### [Task statement]
Each entry below must be repeated exactly, with pictures left out.

### [Dataset content]
===============
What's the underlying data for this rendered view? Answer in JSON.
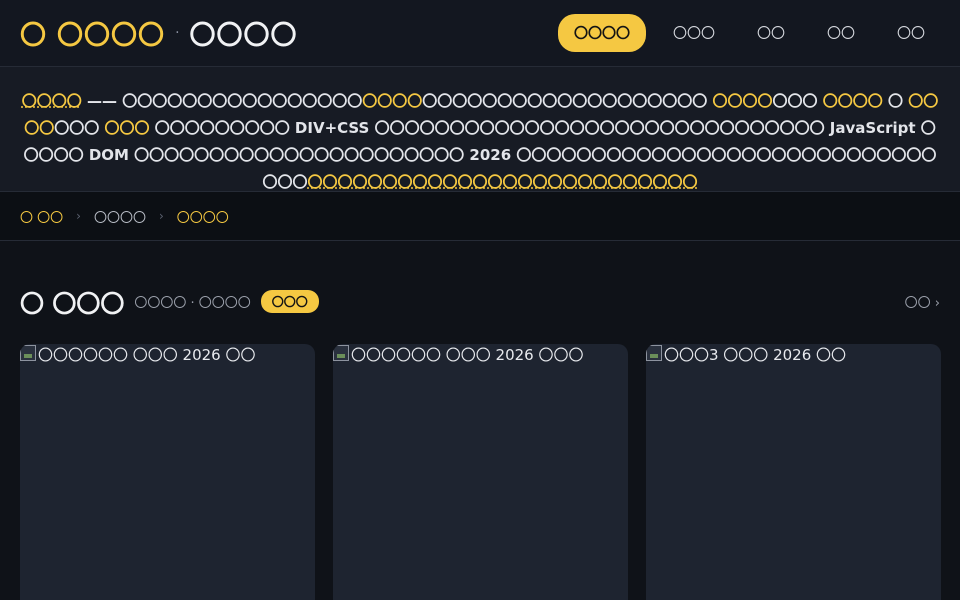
{
  "header": {
    "brand_title": "〇 〇〇〇〇",
    "brand_dot": "·",
    "brand_sub": "〇〇〇〇",
    "nav": [
      {
        "label": "〇〇〇〇",
        "active": true
      },
      {
        "label": "〇〇〇",
        "active": false
      },
      {
        "label": "〇〇",
        "active": false
      },
      {
        "label": "〇〇",
        "active": false
      },
      {
        "label": "〇〇",
        "active": false
      }
    ]
  },
  "intro": {
    "p1": "〇〇〇〇",
    "p2": " —— 〇〇〇〇〇〇〇〇〇〇〇〇〇〇〇〇",
    "p3": "〇〇〇〇",
    "p4": "〇〇〇〇〇〇〇〇〇〇〇〇〇〇〇〇〇〇〇 ",
    "p5": "〇〇〇〇",
    "p6": "〇〇〇 ",
    "p7": "〇〇〇〇",
    "p8": " 〇 ",
    "p9": "〇〇〇〇",
    "p10": "〇〇〇 ",
    "p11": "〇〇〇",
    "p12": " 〇〇〇〇〇〇〇〇〇 DIV+CSS 〇〇〇〇〇〇〇〇〇〇〇〇〇〇〇〇〇〇〇〇〇〇〇〇〇〇〇〇〇〇 JavaScript 〇〇〇〇〇 DOM 〇〇〇〇〇〇〇〇〇〇〇〇〇〇〇〇〇〇〇〇〇〇 2026 〇〇〇〇〇〇〇〇〇〇〇〇〇〇〇〇〇〇〇〇〇〇〇〇〇〇〇〇〇〇〇",
    "p13": "〇〇〇〇〇〇〇〇〇〇〇〇〇〇〇〇〇〇〇〇〇〇〇〇〇〇"
  },
  "breadcrumb": {
    "home": "〇 〇〇",
    "sep": "›",
    "mid": "〇〇〇〇",
    "current": "〇〇〇〇"
  },
  "section": {
    "title": "〇 〇〇〇",
    "subtitle": "〇〇〇〇 · 〇〇〇〇",
    "badge": "〇〇〇",
    "more": "〇〇 ›"
  },
  "cards": [
    {
      "alt": "〇〇〇〇〇〇 〇〇〇 2026 〇〇"
    },
    {
      "alt": "〇〇〇〇〇〇 〇〇〇 2026 〇〇〇"
    },
    {
      "alt": "〇〇〇3 〇〇〇 2026 〇〇"
    }
  ],
  "colors": {
    "accent": "#f5c842",
    "background": "#0f1218",
    "header_bg": "#131720",
    "card_bg": "#1e2430"
  },
  "icons": {
    "card_image": "broken-image-icon"
  }
}
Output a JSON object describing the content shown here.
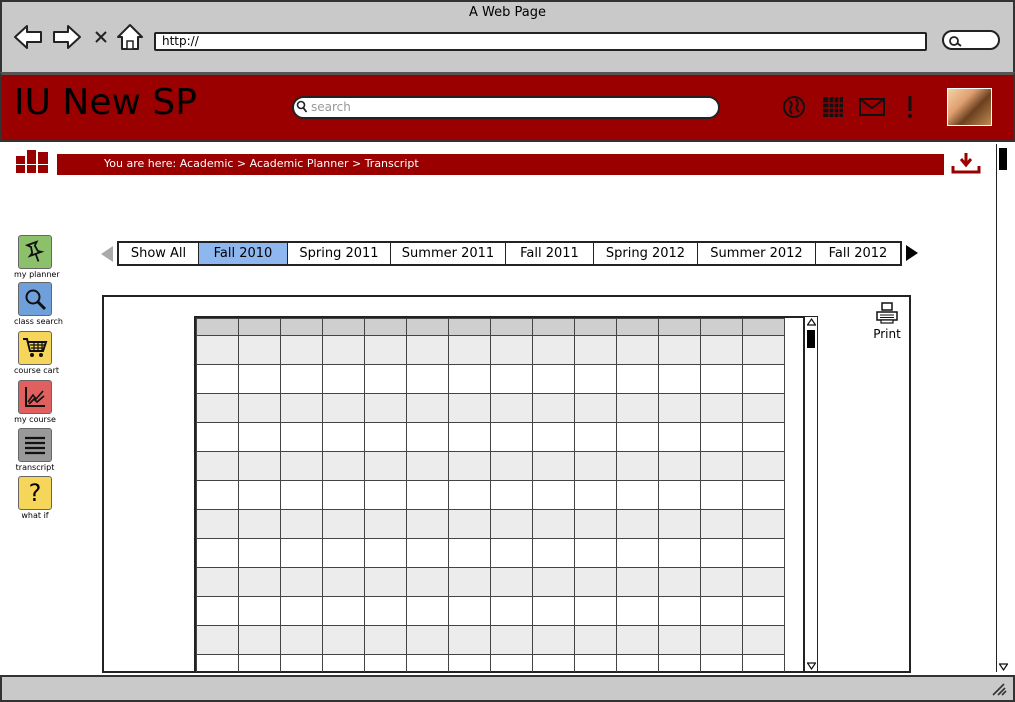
===============
### [Output of the exercise]
What's the underlying data for this rendered view? Answer in JSON.
{
  "header": {
    "brand_title": "〇 〇〇〇〇",
    "brand_dot": "·",
    "brand_sub": "〇〇〇〇",
    "nav": [
      {
        "label": "〇〇〇〇",
        "active": true
      },
      {
        "label": "〇〇〇",
        "active": false
      },
      {
        "label": "〇〇",
        "active": false
      },
      {
        "label": "〇〇",
        "active": false
      },
      {
        "label": "〇〇",
        "active": false
      }
    ]
  },
  "intro": {
    "p1": "〇〇〇〇",
    "p2": " —— 〇〇〇〇〇〇〇〇〇〇〇〇〇〇〇〇",
    "p3": "〇〇〇〇",
    "p4": "〇〇〇〇〇〇〇〇〇〇〇〇〇〇〇〇〇〇〇 ",
    "p5": "〇〇〇〇",
    "p6": "〇〇〇 ",
    "p7": "〇〇〇〇",
    "p8": " 〇 ",
    "p9": "〇〇〇〇",
    "p10": "〇〇〇 ",
    "p11": "〇〇〇",
    "p12": " 〇〇〇〇〇〇〇〇〇 DIV+CSS 〇〇〇〇〇〇〇〇〇〇〇〇〇〇〇〇〇〇〇〇〇〇〇〇〇〇〇〇〇〇 JavaScript 〇〇〇〇〇 DOM 〇〇〇〇〇〇〇〇〇〇〇〇〇〇〇〇〇〇〇〇〇〇 2026 〇〇〇〇〇〇〇〇〇〇〇〇〇〇〇〇〇〇〇〇〇〇〇〇〇〇〇〇〇〇〇",
    "p13": "〇〇〇〇〇〇〇〇〇〇〇〇〇〇〇〇〇〇〇〇〇〇〇〇〇〇"
  },
  "breadcrumb": {
    "home": "〇 〇〇",
    "sep": "›",
    "mid": "〇〇〇〇",
    "current": "〇〇〇〇"
  },
  "section": {
    "title": "〇 〇〇〇",
    "subtitle": "〇〇〇〇 · 〇〇〇〇",
    "badge": "〇〇〇",
    "more": "〇〇 ›"
  },
  "cards": [
    {
      "alt": "〇〇〇〇〇〇 〇〇〇 2026 〇〇"
    },
    {
      "alt": "〇〇〇〇〇〇 〇〇〇 2026 〇〇〇"
    },
    {
      "alt": "〇〇〇3 〇〇〇 2026 〇〇"
    }
  ],
  "colors": {
    "accent": "#f5c842",
    "background": "#0f1218",
    "header_bg": "#131720",
    "card_bg": "#1e2430"
  },
  "icons": {
    "card_image": "broken-image-icon"
  }
}
Output a JSON object describing the content shown here.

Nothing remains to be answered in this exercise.